◆ SET PROBLEM ◆
Please format the lines in the items, starting at the line containing "svg-text:Feb: Feb (207, 453, 233, 469)" and ending at the line containing "Annotate this image: element", as a numbered list, omitting any blank lines.

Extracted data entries
▬▬▬
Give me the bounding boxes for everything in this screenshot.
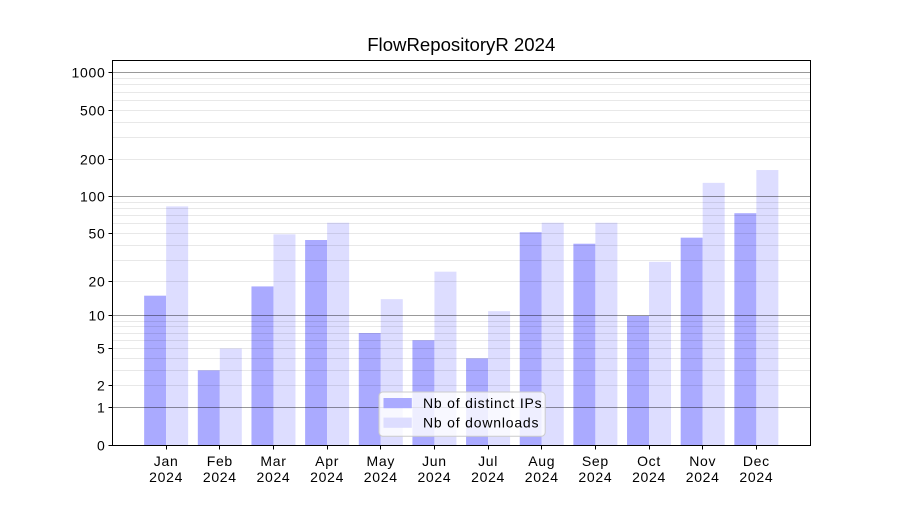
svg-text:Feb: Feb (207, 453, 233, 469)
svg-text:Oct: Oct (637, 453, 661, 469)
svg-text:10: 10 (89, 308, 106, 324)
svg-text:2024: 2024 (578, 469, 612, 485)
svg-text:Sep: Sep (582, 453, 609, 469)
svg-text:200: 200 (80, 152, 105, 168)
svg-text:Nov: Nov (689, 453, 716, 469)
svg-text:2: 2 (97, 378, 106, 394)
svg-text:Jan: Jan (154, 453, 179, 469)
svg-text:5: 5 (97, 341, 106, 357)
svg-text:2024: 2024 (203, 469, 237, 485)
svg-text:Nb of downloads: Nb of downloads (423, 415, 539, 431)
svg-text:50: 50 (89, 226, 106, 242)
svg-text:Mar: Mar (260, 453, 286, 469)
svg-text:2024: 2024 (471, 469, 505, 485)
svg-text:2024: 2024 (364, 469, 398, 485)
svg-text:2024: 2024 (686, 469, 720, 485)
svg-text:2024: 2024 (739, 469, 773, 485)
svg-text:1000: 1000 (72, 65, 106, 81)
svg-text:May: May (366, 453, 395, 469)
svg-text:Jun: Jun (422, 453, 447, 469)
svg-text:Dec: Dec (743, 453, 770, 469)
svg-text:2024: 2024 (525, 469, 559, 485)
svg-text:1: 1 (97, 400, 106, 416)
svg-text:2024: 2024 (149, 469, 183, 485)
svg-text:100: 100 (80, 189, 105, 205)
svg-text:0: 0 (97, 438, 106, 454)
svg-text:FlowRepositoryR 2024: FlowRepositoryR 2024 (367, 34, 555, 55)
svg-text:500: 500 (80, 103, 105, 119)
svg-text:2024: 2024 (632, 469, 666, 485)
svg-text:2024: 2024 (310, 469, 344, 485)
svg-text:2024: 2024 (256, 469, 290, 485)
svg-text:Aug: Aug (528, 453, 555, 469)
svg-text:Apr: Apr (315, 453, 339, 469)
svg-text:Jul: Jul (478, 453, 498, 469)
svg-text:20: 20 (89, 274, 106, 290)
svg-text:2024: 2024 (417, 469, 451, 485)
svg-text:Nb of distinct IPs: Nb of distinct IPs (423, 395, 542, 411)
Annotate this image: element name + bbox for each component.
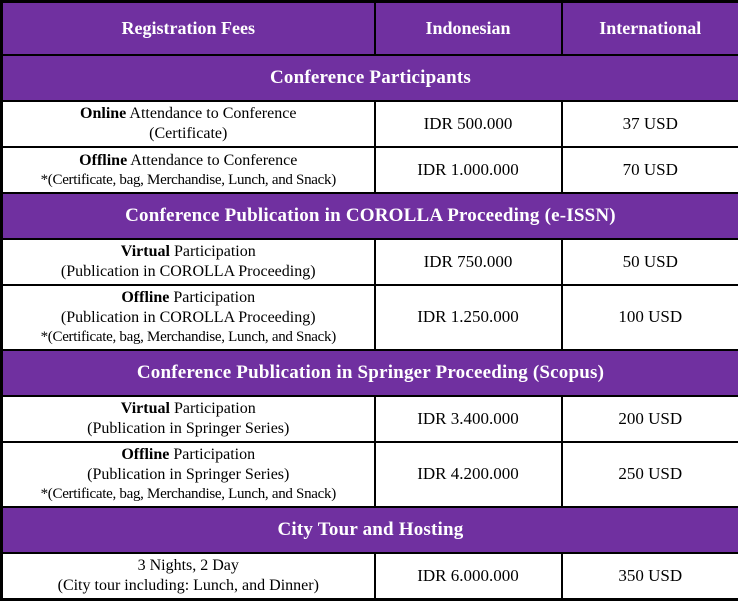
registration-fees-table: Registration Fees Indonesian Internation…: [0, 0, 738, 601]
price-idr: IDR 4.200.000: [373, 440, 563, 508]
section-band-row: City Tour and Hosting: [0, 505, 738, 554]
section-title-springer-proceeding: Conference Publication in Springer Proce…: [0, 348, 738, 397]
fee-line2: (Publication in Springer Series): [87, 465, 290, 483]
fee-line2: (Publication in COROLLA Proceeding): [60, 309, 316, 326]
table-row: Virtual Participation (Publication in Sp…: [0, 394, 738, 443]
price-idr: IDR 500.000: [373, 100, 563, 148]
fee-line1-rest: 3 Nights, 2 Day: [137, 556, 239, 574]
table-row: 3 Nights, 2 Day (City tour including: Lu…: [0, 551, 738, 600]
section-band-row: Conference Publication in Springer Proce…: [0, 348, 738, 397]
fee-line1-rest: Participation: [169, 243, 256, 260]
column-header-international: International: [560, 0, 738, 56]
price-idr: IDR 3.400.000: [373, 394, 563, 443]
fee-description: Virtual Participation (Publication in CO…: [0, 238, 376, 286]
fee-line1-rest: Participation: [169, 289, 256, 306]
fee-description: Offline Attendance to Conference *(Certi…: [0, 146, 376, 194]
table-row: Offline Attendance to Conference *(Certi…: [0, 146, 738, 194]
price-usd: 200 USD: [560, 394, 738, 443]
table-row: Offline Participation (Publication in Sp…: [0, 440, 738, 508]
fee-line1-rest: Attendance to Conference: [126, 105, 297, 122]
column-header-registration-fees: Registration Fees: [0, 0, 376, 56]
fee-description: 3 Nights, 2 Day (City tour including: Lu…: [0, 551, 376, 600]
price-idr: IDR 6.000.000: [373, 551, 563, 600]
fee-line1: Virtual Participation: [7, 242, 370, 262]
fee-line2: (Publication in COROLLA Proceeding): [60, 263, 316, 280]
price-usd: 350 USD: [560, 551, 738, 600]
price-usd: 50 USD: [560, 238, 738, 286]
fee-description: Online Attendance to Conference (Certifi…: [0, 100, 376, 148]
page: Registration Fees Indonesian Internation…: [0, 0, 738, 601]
▬▬▬
◆ FINAL RESULT ◆
1. svg-text:Feb: Feb (207, 453, 233, 469)
2. svg-text:Oct: Oct (637, 453, 661, 469)
3. svg-text:10: 10 (89, 308, 106, 324)
4. svg-text:2024: 2024 (578, 469, 612, 485)
5. svg-text:Sep: Sep (582, 453, 609, 469)
6. svg-text:200: 200 (80, 152, 105, 168)
7. svg-text:Nov: Nov (689, 453, 716, 469)
8. svg-text:2: 2 (97, 378, 106, 394)
9. svg-text:Jan: Jan (154, 453, 179, 469)
10. svg-text:5: 5 (97, 341, 106, 357)
11. svg-text:2024: 2024 (203, 469, 237, 485)
12. svg-text:Nb of downloads: Nb of downloads (423, 415, 539, 431)
13. svg-text:50: 50 (89, 226, 106, 242)
14. svg-text:Mar: Mar (260, 453, 286, 469)
15. svg-text:2024: 2024 (471, 469, 505, 485)
16. svg-text:2024: 2024 (364, 469, 398, 485)
17. svg-text:2024: 2024 (686, 469, 720, 485)
18. svg-text:2024: 2024 (739, 469, 773, 485)
19. svg-text:1000: 1000 (72, 65, 106, 81)
20. svg-text:May: May (366, 453, 395, 469)
21. svg-text:Jun: Jun (422, 453, 447, 469)
22. svg-text:Dec: Dec (743, 453, 770, 469)
23. svg-text:2024: 2024 (525, 469, 559, 485)
24. svg-text:1: 1 (97, 400, 106, 416)
25. svg-text:2024: 2024 (149, 469, 183, 485)
26. svg-text:100: 100 (80, 189, 105, 205)
27. svg-text:0: 0 (97, 438, 106, 454)
28. svg-text:FlowRepositoryR 2024: FlowRepositoryR 2024 (367, 34, 555, 55)
29. svg-text:500: 500 (80, 103, 105, 119)
30. svg-text:2024: 2024 (632, 469, 666, 485)
31. svg-text:2024: 2024 (310, 469, 344, 485)
32. svg-text:2024: 2024 (256, 469, 290, 485)
33. svg-text:Aug: Aug (528, 453, 555, 469)
34. svg-text:Apr: Apr (315, 453, 339, 469)
35. svg-text:Jul: Jul (478, 453, 498, 469)
36. svg-text:20: 20 (89, 274, 106, 290)
37. svg-text:2024: 2024 (417, 469, 451, 485)
38. svg-text:Nb of distinct IPs: Nb of distinct IPs (423, 395, 542, 411)
39. Annotate this image: element name + bbox for each component.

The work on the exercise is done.